| PROBLEM TO SOLVE |
Look through the entries below and count the lines with the word "Spending" in them; give only the number.

| INPUT ROWS |
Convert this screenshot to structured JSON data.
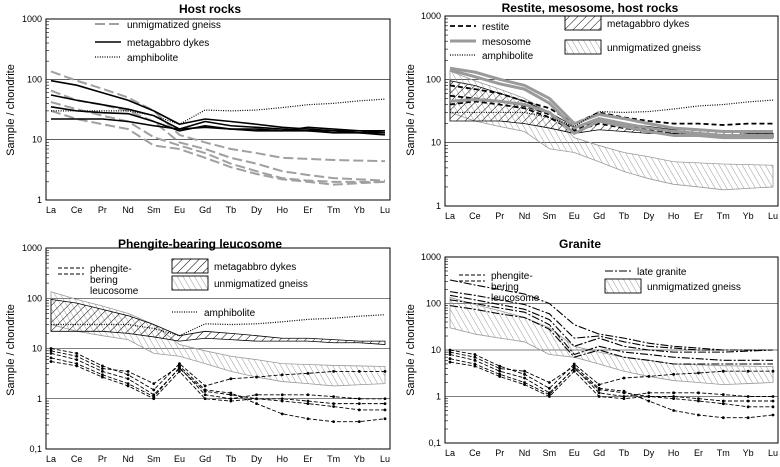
{
  "chart_data": [
    {
      "type": "line",
      "title": "Host rocks",
      "ylabel": "Sample / chondrite",
      "yscale": "log",
      "ylim": [
        1,
        1000
      ],
      "yticks": [
        "1",
        "10",
        "100",
        "1000"
      ],
      "categories": [
        "La",
        "Ce",
        "Pr",
        "Nd",
        "Sm",
        "Eu",
        "Gd",
        "Tb",
        "Dy",
        "Ho",
        "Er",
        "Tm",
        "Yb",
        "Lu"
      ],
      "legend": [
        "unmigmatized gneiss",
        "metagabbro dykes",
        "amphibolite"
      ],
      "series": [
        {
          "name": "unmigmatized gneiss",
          "values": [
            135,
            95,
            70,
            50,
            30,
            12,
            9,
            7,
            6,
            5,
            4.8,
            4.6,
            4.5,
            4.4
          ]
        },
        {
          "name": "unmigmatized gneiss",
          "values": [
            65,
            45,
            38,
            30,
            20,
            9,
            7,
            5,
            4,
            3,
            2.6,
            2.3,
            2.2,
            2.1
          ]
        },
        {
          "name": "unmigmatized gneiss",
          "values": [
            42,
            32,
            25,
            20,
            11,
            8,
            6,
            4,
            3,
            2.3,
            2.1,
            2.0,
            2.0,
            2.0
          ]
        },
        {
          "name": "unmigmatized gneiss",
          "values": [
            30,
            22,
            18,
            15,
            8,
            7,
            5,
            3.5,
            2.7,
            2.2,
            2.0,
            1.8,
            1.9,
            2.0
          ]
        },
        {
          "name": "metagabbro dykes",
          "values": [
            95,
            80,
            60,
            45,
            30,
            18,
            22,
            20,
            18,
            16,
            15,
            14,
            14,
            13
          ]
        },
        {
          "name": "metagabbro dykes",
          "values": [
            55,
            45,
            38,
            32,
            25,
            15,
            20,
            17,
            16,
            15,
            14,
            14,
            13,
            13
          ]
        },
        {
          "name": "metagabbro dykes",
          "values": [
            35,
            30,
            28,
            27,
            20,
            14,
            17,
            15,
            14,
            14,
            14,
            13,
            13,
            12
          ]
        },
        {
          "name": "metagabbro dykes",
          "values": [
            22,
            22,
            22,
            20,
            17,
            15,
            16,
            15,
            15,
            14,
            16,
            15,
            14,
            14
          ]
        },
        {
          "name": "amphibolite",
          "values": [
            30,
            30,
            30,
            30,
            25,
            18,
            31,
            30,
            31,
            34,
            38,
            40,
            44,
            47
          ]
        }
      ]
    },
    {
      "type": "line",
      "title": "Restite, mesosome, host rocks",
      "ylabel": "Sample / chondrite",
      "yscale": "log",
      "ylim": [
        1,
        1000
      ],
      "yticks": [
        "1",
        "10",
        "100",
        "1000"
      ],
      "categories": [
        "La",
        "Ce",
        "Pr",
        "Nd",
        "Sm",
        "Eu",
        "Gd",
        "Tb",
        "Dy",
        "Ho",
        "Er",
        "Tm",
        "Yb",
        "Lu"
      ],
      "legend": [
        "restite",
        "mesosome",
        "amphibolite",
        "metagabbro dykes",
        "unmigmatized gneiss"
      ],
      "bands": [
        {
          "name": "unmigmatized gneiss",
          "upper": [
            135,
            95,
            70,
            50,
            30,
            12,
            9,
            7,
            6,
            5,
            4.8,
            4.6,
            4.5,
            4.4
          ],
          "lower": [
            30,
            22,
            18,
            15,
            8,
            7,
            5,
            3.5,
            2.7,
            2.2,
            2.0,
            1.8,
            1.9,
            2.0
          ]
        },
        {
          "name": "metagabbro dykes",
          "upper": [
            95,
            80,
            60,
            45,
            30,
            18,
            22,
            20,
            18,
            16,
            16,
            15,
            14,
            14
          ],
          "lower": [
            22,
            22,
            22,
            20,
            17,
            14,
            16,
            15,
            14,
            14,
            14,
            13,
            13,
            12
          ]
        }
      ],
      "series": [
        {
          "name": "restite",
          "values": [
            80,
            70,
            60,
            45,
            35,
            20,
            30,
            25,
            22,
            20,
            20,
            19,
            20,
            20
          ]
        },
        {
          "name": "restite",
          "values": [
            55,
            50,
            45,
            38,
            28,
            16,
            22,
            19,
            16,
            14,
            13,
            12,
            12,
            12
          ]
        },
        {
          "name": "restite",
          "values": [
            40,
            45,
            40,
            35,
            25,
            15,
            20,
            17,
            15,
            14,
            13,
            13,
            13,
            13
          ]
        },
        {
          "name": "mesosome",
          "values": [
            150,
            130,
            100,
            80,
            50,
            20,
            28,
            24,
            20,
            17,
            16,
            15,
            15,
            15
          ]
        },
        {
          "name": "mesosome",
          "values": [
            140,
            110,
            85,
            70,
            42,
            17,
            24,
            20,
            17,
            15,
            14,
            13,
            13,
            13
          ]
        },
        {
          "name": "mesosome",
          "values": [
            45,
            48,
            45,
            40,
            30,
            14,
            22,
            18,
            15,
            13,
            13,
            12,
            12,
            12
          ]
        },
        {
          "name": "amphibolite",
          "values": [
            30,
            30,
            30,
            30,
            25,
            18,
            31,
            30,
            31,
            34,
            38,
            40,
            44,
            47
          ]
        }
      ]
    },
    {
      "type": "line",
      "title": "Phengite-bearing leucosome",
      "ylabel": "Sample / chondrite",
      "yscale": "log",
      "ylim": [
        0.1,
        1000
      ],
      "yticks": [
        "0,1",
        "1",
        "10",
        "100",
        "1000"
      ],
      "categories": [
        "La",
        "Ce",
        "Pr",
        "Nd",
        "Sm",
        "Eu",
        "Gd",
        "Tb",
        "Dy",
        "Ho",
        "Er",
        "Tm",
        "Yb",
        "Lu"
      ],
      "legend": [
        "phengite-",
        "bering",
        "leucosome",
        "metagabbro dykes",
        "unmigmatized gneiss",
        "amphibolite"
      ],
      "bands": [
        {
          "name": "unmigmatized gneiss",
          "upper": [
            135,
            95,
            70,
            50,
            30,
            12,
            9,
            7,
            6,
            5,
            4.8,
            4.6,
            4.5,
            4.4
          ],
          "lower": [
            30,
            22,
            18,
            15,
            8,
            7,
            5,
            3.5,
            2.7,
            2.2,
            2.0,
            1.8,
            1.9,
            2.0
          ]
        },
        {
          "name": "metagabbro dykes",
          "upper": [
            95,
            80,
            60,
            45,
            30,
            18,
            22,
            20,
            18,
            16,
            16,
            15,
            14,
            14
          ],
          "lower": [
            22,
            22,
            22,
            20,
            17,
            14,
            16,
            15,
            14,
            14,
            14,
            13,
            13,
            12
          ]
        }
      ],
      "series": [
        {
          "name": "leucosome",
          "values": [
            10,
            8,
            4.5,
            3,
            1.5,
            5,
            1.8,
            2.5,
            2.7,
            3,
            3.2,
            3.5,
            3.5,
            3.5
          ]
        },
        {
          "name": "leucosome",
          "values": [
            9,
            7,
            4,
            3.5,
            2,
            4.5,
            1.5,
            1.3,
            0.8,
            0.5,
            0.4,
            0.35,
            0.35,
            0.4
          ]
        },
        {
          "name": "leucosome",
          "values": [
            8,
            6,
            3.5,
            2.5,
            1.2,
            4,
            1.4,
            1.2,
            1.0,
            0.9,
            0.8,
            0.7,
            0.6,
            0.6
          ]
        },
        {
          "name": "leucosome",
          "values": [
            6.5,
            5,
            3,
            2,
            1.1,
            4.2,
            1.2,
            1.0,
            1.2,
            1.2,
            1.2,
            1.1,
            1.0,
            1.0
          ]
        },
        {
          "name": "leucosome",
          "values": [
            5.5,
            4.5,
            2.7,
            1.8,
            1.0,
            3.5,
            1.0,
            0.9,
            1.0,
            1.0,
            0.9,
            0.8,
            0.8,
            0.8
          ]
        },
        {
          "name": "amphibolite",
          "values": [
            30,
            30,
            30,
            30,
            25,
            18,
            31,
            30,
            31,
            34,
            38,
            40,
            44,
            47
          ]
        }
      ]
    },
    {
      "type": "line",
      "title": "Granite",
      "ylabel": "Sample / chondrite",
      "yscale": "log",
      "ylim": [
        0.1,
        1000
      ],
      "yticks": [
        "0,1",
        "1",
        "10",
        "100",
        "1000"
      ],
      "categories": [
        "La",
        "Ce",
        "Pr",
        "Nd",
        "Sm",
        "Eu",
        "Gd",
        "Tb",
        "Dy",
        "Ho",
        "Er",
        "Tm",
        "Yb",
        "Lu"
      ],
      "legend": [
        "phengite-",
        "bering",
        "leucosome",
        "late granite",
        "unmigmatized gneiss"
      ],
      "bands": [
        {
          "name": "unmigmatized gneiss",
          "upper": [
            135,
            95,
            70,
            50,
            30,
            12,
            9,
            7,
            6,
            5,
            4.8,
            4.6,
            4.5,
            4.4
          ],
          "lower": [
            30,
            22,
            18,
            15,
            8,
            7,
            5,
            3.5,
            2.7,
            2.2,
            2.0,
            1.8,
            1.9,
            2.0
          ]
        }
      ],
      "series": [
        {
          "name": "late granite",
          "values": [
            320,
            250,
            200,
            160,
            100,
            35,
            22,
            18,
            14,
            12,
            11,
            10,
            10,
            10
          ]
        },
        {
          "name": "late granite",
          "values": [
            180,
            150,
            120,
            95,
            60,
            18,
            20,
            15,
            12,
            11,
            10,
            10,
            10,
            10
          ]
        },
        {
          "name": "late granite",
          "values": [
            150,
            120,
            95,
            75,
            45,
            12,
            18,
            12,
            10,
            9,
            9,
            9,
            9.5,
            10
          ]
        },
        {
          "name": "late granite",
          "values": [
            120,
            100,
            80,
            65,
            35,
            8,
            12,
            9,
            8,
            7,
            6.5,
            6,
            6,
            6
          ]
        },
        {
          "name": "late granite",
          "values": [
            90,
            75,
            60,
            50,
            28,
            7,
            10,
            7,
            6,
            5,
            5,
            5,
            5,
            5
          ]
        },
        {
          "name": "leucosome",
          "values": [
            10,
            8,
            4.5,
            3,
            1.5,
            5,
            1.8,
            2.5,
            2.7,
            3,
            3.2,
            3.5,
            3.5,
            3.5
          ]
        },
        {
          "name": "leucosome",
          "values": [
            9,
            7,
            4,
            3.5,
            2,
            4.5,
            1.5,
            1.3,
            0.8,
            0.5,
            0.4,
            0.35,
            0.35,
            0.4
          ]
        },
        {
          "name": "leucosome",
          "values": [
            8,
            6,
            3.5,
            2.5,
            1.2,
            4,
            1.4,
            1.2,
            1.0,
            0.9,
            0.8,
            0.7,
            0.6,
            0.6
          ]
        },
        {
          "name": "leucosome",
          "values": [
            6.5,
            5,
            3,
            2,
            1.1,
            4.2,
            1.2,
            1.0,
            1.2,
            1.2,
            1.2,
            1.1,
            1.0,
            1.0
          ]
        },
        {
          "name": "leucosome",
          "values": [
            5.5,
            4.5,
            2.7,
            1.8,
            1.0,
            3.5,
            1.0,
            0.9,
            1.0,
            1.0,
            0.9,
            0.8,
            0.8,
            0.8
          ]
        }
      ]
    }
  ]
}
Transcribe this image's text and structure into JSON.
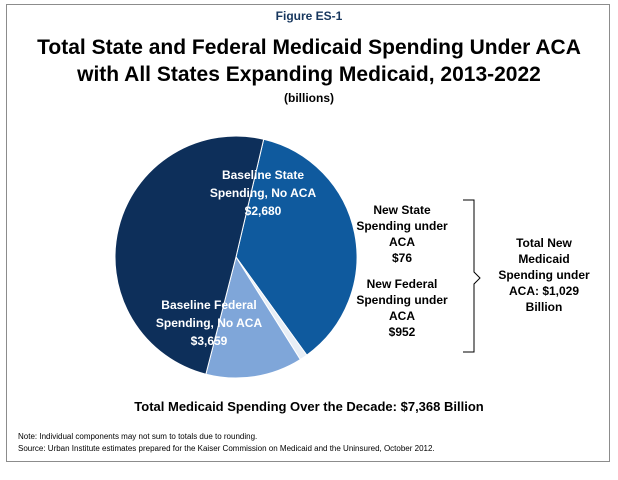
{
  "figure_label": "Figure ES-1",
  "title_line1": "Total State and Federal Medicaid Spending Under ACA",
  "title_line2": "with All States Expanding Medicaid, 2013-2022",
  "subtitle": "(billions)",
  "chart_data": {
    "type": "pie",
    "slices": [
      {
        "label": "Baseline State Spending, No ACA",
        "value": 2680,
        "value_label": "$2,680",
        "color": "#0f5a9e"
      },
      {
        "label": "New State Spending under ACA",
        "value": 76,
        "value_label": "$76",
        "color": "#e8eef6"
      },
      {
        "label": "New Federal Spending under ACA",
        "value": 952,
        "value_label": "$952",
        "color": "#7fa6d9"
      },
      {
        "label": "Baseline Federal Spending, No ACA",
        "value": 3659,
        "value_label": "$3,659",
        "color": "#0d2f5a"
      }
    ],
    "bracket_label": "Total New Medicaid Spending under ACA: $1,029 Billion"
  },
  "labels": {
    "baseline_state": [
      "Baseline State",
      "Spending, No ACA",
      "$2,680"
    ],
    "baseline_federal": [
      "Baseline Federal",
      "Spending, No ACA",
      "$3,659"
    ],
    "new_state": [
      "New State",
      "Spending under",
      "ACA",
      "$76"
    ],
    "new_federal": [
      "New Federal",
      "Spending under",
      "ACA",
      "$952"
    ],
    "bracket": [
      "Total New",
      "Medicaid",
      "Spending under",
      "ACA: $1,029",
      "Billion"
    ]
  },
  "total_text": "Total Medicaid Spending Over the Decade: $7,368 Billion",
  "note": "Note: Individual components may not sum to totals due to rounding.",
  "source": "Source: Urban Institute estimates prepared for the Kaiser Commission on Medicaid and the Uninsured, October 2012."
}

| ANSWER TO THIS PROBLEM |
12